** Start of Records shown **

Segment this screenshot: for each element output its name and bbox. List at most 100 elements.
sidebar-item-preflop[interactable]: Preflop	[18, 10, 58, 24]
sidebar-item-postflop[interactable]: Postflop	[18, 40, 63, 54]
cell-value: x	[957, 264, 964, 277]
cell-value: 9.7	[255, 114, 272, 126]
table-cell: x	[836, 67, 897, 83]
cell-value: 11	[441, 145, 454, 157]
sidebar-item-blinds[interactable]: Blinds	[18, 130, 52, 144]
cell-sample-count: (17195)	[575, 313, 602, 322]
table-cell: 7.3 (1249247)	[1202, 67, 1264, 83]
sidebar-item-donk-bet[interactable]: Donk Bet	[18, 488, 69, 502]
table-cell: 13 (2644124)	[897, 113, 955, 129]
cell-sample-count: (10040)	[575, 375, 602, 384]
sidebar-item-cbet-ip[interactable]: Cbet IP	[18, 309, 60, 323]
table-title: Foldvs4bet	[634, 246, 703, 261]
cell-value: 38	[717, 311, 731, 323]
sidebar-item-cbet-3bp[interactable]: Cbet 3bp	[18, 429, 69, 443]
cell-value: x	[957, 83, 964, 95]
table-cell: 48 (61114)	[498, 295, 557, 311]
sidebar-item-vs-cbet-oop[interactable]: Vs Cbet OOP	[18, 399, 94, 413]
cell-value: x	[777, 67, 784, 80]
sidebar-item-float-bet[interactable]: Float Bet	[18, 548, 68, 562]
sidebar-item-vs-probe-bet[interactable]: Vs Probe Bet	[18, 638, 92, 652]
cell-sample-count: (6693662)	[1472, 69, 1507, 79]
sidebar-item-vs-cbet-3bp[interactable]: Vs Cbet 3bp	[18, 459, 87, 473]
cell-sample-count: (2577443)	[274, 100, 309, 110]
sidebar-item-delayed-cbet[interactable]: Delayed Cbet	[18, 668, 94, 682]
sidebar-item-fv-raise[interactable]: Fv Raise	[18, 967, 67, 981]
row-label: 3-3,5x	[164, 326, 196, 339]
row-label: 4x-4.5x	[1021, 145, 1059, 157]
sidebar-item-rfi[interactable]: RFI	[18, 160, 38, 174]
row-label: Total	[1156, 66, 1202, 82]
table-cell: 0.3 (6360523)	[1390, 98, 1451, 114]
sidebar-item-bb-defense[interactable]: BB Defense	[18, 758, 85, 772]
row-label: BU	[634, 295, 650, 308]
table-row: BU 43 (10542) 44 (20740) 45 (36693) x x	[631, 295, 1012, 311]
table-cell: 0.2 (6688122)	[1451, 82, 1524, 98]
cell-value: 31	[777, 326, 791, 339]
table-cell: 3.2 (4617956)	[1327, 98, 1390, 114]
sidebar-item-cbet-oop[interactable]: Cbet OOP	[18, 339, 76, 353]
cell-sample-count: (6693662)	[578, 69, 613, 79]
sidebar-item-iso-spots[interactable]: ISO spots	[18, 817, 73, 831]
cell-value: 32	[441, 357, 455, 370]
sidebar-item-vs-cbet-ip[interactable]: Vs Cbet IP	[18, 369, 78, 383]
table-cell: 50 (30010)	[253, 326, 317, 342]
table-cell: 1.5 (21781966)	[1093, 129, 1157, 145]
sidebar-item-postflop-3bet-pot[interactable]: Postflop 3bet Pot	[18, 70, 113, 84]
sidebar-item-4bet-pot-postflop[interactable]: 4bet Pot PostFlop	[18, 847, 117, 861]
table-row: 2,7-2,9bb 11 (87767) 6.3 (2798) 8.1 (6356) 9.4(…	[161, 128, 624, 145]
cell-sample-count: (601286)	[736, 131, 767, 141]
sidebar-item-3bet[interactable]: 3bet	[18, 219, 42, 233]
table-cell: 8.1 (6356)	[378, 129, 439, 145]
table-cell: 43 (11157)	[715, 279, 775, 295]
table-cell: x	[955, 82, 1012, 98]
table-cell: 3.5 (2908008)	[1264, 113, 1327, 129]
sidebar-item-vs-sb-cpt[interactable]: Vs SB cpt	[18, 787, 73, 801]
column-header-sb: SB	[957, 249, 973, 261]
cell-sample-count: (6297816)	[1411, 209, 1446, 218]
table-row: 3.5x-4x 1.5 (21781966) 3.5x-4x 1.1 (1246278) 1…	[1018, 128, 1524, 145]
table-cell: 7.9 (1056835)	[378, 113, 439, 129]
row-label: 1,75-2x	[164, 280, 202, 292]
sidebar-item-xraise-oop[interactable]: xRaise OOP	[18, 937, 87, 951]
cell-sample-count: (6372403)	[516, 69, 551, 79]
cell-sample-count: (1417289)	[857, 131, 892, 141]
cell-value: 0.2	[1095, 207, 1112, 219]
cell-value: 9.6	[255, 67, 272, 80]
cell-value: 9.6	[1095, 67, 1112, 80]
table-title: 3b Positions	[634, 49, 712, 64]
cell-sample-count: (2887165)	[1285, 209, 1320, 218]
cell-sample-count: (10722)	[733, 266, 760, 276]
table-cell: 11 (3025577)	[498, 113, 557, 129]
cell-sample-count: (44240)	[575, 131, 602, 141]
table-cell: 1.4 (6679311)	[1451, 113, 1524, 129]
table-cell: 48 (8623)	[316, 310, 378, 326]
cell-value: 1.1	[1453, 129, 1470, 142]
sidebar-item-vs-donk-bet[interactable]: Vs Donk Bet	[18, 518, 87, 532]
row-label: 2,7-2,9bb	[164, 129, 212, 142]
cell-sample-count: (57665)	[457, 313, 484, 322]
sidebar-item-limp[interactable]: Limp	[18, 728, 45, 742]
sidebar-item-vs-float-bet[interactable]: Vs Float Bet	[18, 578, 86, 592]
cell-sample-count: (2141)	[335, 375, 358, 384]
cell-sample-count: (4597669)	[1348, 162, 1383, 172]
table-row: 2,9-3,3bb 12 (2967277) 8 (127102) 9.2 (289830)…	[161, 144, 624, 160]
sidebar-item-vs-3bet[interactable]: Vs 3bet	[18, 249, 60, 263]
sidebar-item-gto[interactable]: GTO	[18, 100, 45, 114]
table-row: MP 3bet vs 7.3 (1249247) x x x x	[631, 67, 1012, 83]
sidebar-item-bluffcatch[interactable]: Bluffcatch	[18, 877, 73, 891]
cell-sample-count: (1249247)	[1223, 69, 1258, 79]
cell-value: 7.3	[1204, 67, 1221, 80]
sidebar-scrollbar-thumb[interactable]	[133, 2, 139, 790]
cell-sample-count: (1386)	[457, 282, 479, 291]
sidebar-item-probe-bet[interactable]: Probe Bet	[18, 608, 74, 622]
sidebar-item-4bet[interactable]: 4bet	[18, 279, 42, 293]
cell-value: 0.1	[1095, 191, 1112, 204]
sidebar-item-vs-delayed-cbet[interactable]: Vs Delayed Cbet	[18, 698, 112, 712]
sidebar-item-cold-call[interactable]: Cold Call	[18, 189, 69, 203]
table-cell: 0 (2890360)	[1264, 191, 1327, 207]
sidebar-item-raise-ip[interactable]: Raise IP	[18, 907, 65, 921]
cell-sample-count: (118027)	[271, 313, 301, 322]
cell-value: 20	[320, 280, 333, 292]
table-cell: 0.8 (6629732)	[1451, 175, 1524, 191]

** End of Records shown **

Copy the material above line for line, changing nothing.

* Exercise answer *
Segment this screenshot: for each element output its name and bbox. List at most 100 elements.
sidebar-item-preflop[interactable]: Preflop	[18, 10, 58, 24]
sidebar-item-postflop[interactable]: Postflop	[18, 40, 63, 54]
cell-value: x	[957, 264, 964, 277]
cell-value: 9.7	[255, 114, 272, 126]
table-cell: x	[836, 67, 897, 83]
cell-value: 11	[441, 145, 454, 157]
sidebar-item-blinds[interactable]: Blinds	[18, 130, 52, 144]
cell-sample-count: (17195)	[575, 313, 602, 322]
table-cell: 7.3 (1249247)	[1202, 67, 1264, 83]
sidebar-item-donk-bet[interactable]: Donk Bet	[18, 488, 69, 502]
table-cell: 13 (2644124)	[897, 113, 955, 129]
cell-sample-count: (10040)	[575, 375, 602, 384]
sidebar-item-cbet-ip[interactable]: Cbet IP	[18, 309, 60, 323]
table-title: Foldvs4bet	[634, 246, 703, 261]
cell-value: 38	[717, 311, 731, 323]
sidebar-item-cbet-3bp[interactable]: Cbet 3bp	[18, 429, 69, 443]
cell-value: x	[957, 83, 964, 95]
table-cell: 48 (61114)	[498, 295, 557, 311]
sidebar-item-vs-cbet-oop[interactable]: Vs Cbet OOP	[18, 399, 94, 413]
cell-value: x	[777, 67, 784, 80]
sidebar-item-float-bet[interactable]: Float Bet	[18, 548, 68, 562]
sidebar-item-vs-probe-bet[interactable]: Vs Probe Bet	[18, 638, 92, 652]
cell-sample-count: (6693662)	[1472, 69, 1507, 79]
sidebar-item-vs-cbet-3bp[interactable]: Vs Cbet 3bp	[18, 459, 87, 473]
cell-sample-count: (2577443)	[274, 100, 309, 110]
sidebar-item-delayed-cbet[interactable]: Delayed Cbet	[18, 668, 94, 682]
sidebar-item-fv-raise[interactable]: Fv Raise	[18, 967, 67, 981]
row-label: 3-3,5x	[164, 326, 196, 339]
row-label: 4x-4.5x	[1021, 145, 1059, 157]
sidebar-item-rfi[interactable]: RFI	[18, 160, 38, 174]
row-label: Total	[1156, 66, 1202, 82]
table-cell: 0.3 (6360523)	[1390, 98, 1451, 114]
sidebar-item-bb-defense[interactable]: BB Defense	[18, 758, 85, 772]
row-label: BU	[634, 295, 650, 308]
table-row: BU 43 (10542) 44 (20740) 45 (36693) x x	[631, 295, 1012, 311]
table-cell: 0.2 (6688122)	[1451, 82, 1524, 98]
cell-value: 31	[777, 326, 791, 339]
table-cell: 3.2 (4617956)	[1327, 98, 1390, 114]
sidebar-item-cbet-oop[interactable]: Cbet OOP	[18, 339, 76, 353]
cell-sample-count: (6693662)	[578, 69, 613, 79]
sidebar-item-iso-spots[interactable]: ISO spots	[18, 817, 73, 831]
cell-value: 32	[441, 357, 455, 370]
sidebar-item-vs-cbet-ip[interactable]: Vs Cbet IP	[18, 369, 78, 383]
table-cell: 50 (30010)	[253, 326, 317, 342]
table-cell: 1.5 (21781966)	[1093, 129, 1157, 145]
sidebar-item-postflop-3bet-pot[interactable]: Postflop 3bet Pot	[18, 70, 113, 84]
sidebar-item-4bet-pot-postflop[interactable]: 4bet Pot PostFlop	[18, 847, 117, 861]
table-row: 2,7-2,9bb 11 (87767) 6.3 (2798) 8.1 (6356) 9.4(…	[161, 128, 624, 145]
cell-sample-count: (601286)	[736, 131, 767, 141]
sidebar-item-3bet[interactable]: 3bet	[18, 219, 42, 233]
table-cell: 8.1 (6356)	[378, 129, 439, 145]
table-cell: 43 (11157)	[715, 279, 775, 295]
table-cell: x	[955, 82, 1012, 98]
table-cell: 3.5 (2908008)	[1264, 113, 1327, 129]
sidebar-item-vs-sb-cpt[interactable]: Vs SB cpt	[18, 787, 73, 801]
column-header-sb: SB	[957, 249, 973, 261]
cell-sample-count: (6297816)	[1411, 209, 1446, 218]
table-row: 3.5x-4x 1.5 (21781966) 3.5x-4x 1.1 (1246278) 1…	[1018, 128, 1524, 145]
table-cell: 7.9 (1056835)	[378, 113, 439, 129]
row-label: 1,75-2x	[164, 280, 202, 292]
sidebar-item-xraise-oop[interactable]: xRaise OOP	[18, 937, 87, 951]
cell-sample-count: (6372403)	[516, 69, 551, 79]
cell-sample-count: (1417289)	[857, 131, 892, 141]
cell-value: 0.2	[1095, 207, 1112, 219]
cell-value: 9.6	[255, 67, 272, 80]
cell-value: 9.6	[1095, 67, 1112, 80]
table-title: 3b Positions	[634, 49, 712, 64]
cell-sample-count: (2887165)	[1285, 209, 1320, 218]
cell-sample-count: (10722)	[733, 266, 760, 276]
table-cell: 11 (3025577)	[498, 113, 557, 129]
cell-sample-count: (44240)	[575, 131, 602, 141]
table-cell: 1.4 (6679311)	[1451, 113, 1524, 129]
table-cell: 48 (8623)	[316, 310, 378, 326]
cell-value: 1.1	[1453, 129, 1470, 142]
sidebar-item-vs-donk-bet[interactable]: Vs Donk Bet	[18, 518, 87, 532]
row-label: 2,7-2,9bb	[164, 129, 212, 142]
cell-sample-count: (57665)	[457, 313, 484, 322]
sidebar-item-limp[interactable]: Limp	[18, 728, 45, 742]
sidebar-item-vs-float-bet[interactable]: Vs Float Bet	[18, 578, 86, 592]
cell-sample-count: (2141)	[335, 375, 358, 384]
cell-sample-count: (4597669)	[1348, 162, 1383, 172]
table-row: 2,9-3,3bb 12 (2967277) 8 (127102) 9.2 (289830)…	[161, 144, 624, 160]
sidebar-item-vs-3bet[interactable]: Vs 3bet	[18, 249, 60, 263]
sidebar-item-gto[interactable]: GTO	[18, 100, 45, 114]
table-row: MP 3bet vs 7.3 (1249247) x x x x	[631, 67, 1012, 83]
sidebar-item-bluffcatch[interactable]: Bluffcatch	[18, 877, 73, 891]
cell-sample-count: (1249247)	[1223, 69, 1258, 79]
cell-value: 7.3	[1204, 67, 1221, 80]
sidebar-scrollbar-thumb[interactable]	[133, 2, 139, 790]
cell-sample-count: (1386)	[457, 282, 479, 291]
sidebar-item-probe-bet[interactable]: Probe Bet	[18, 608, 74, 622]
sidebar-item-4bet[interactable]: 4bet	[18, 279, 42, 293]
cell-value: 0.1	[1095, 191, 1112, 204]
sidebar-item-vs-delayed-cbet[interactable]: Vs Delayed Cbet	[18, 698, 112, 712]
sidebar-item-cold-call[interactable]: Cold Call	[18, 189, 69, 203]
table-cell: 0 (2890360)	[1264, 191, 1327, 207]
sidebar-item-raise-ip[interactable]: Raise IP	[18, 907, 65, 921]
cell-sample-count: (118027)	[271, 313, 301, 322]
cell-value: 20	[320, 280, 333, 292]
table-cell: 0.8 (6629732)	[1451, 175, 1524, 191]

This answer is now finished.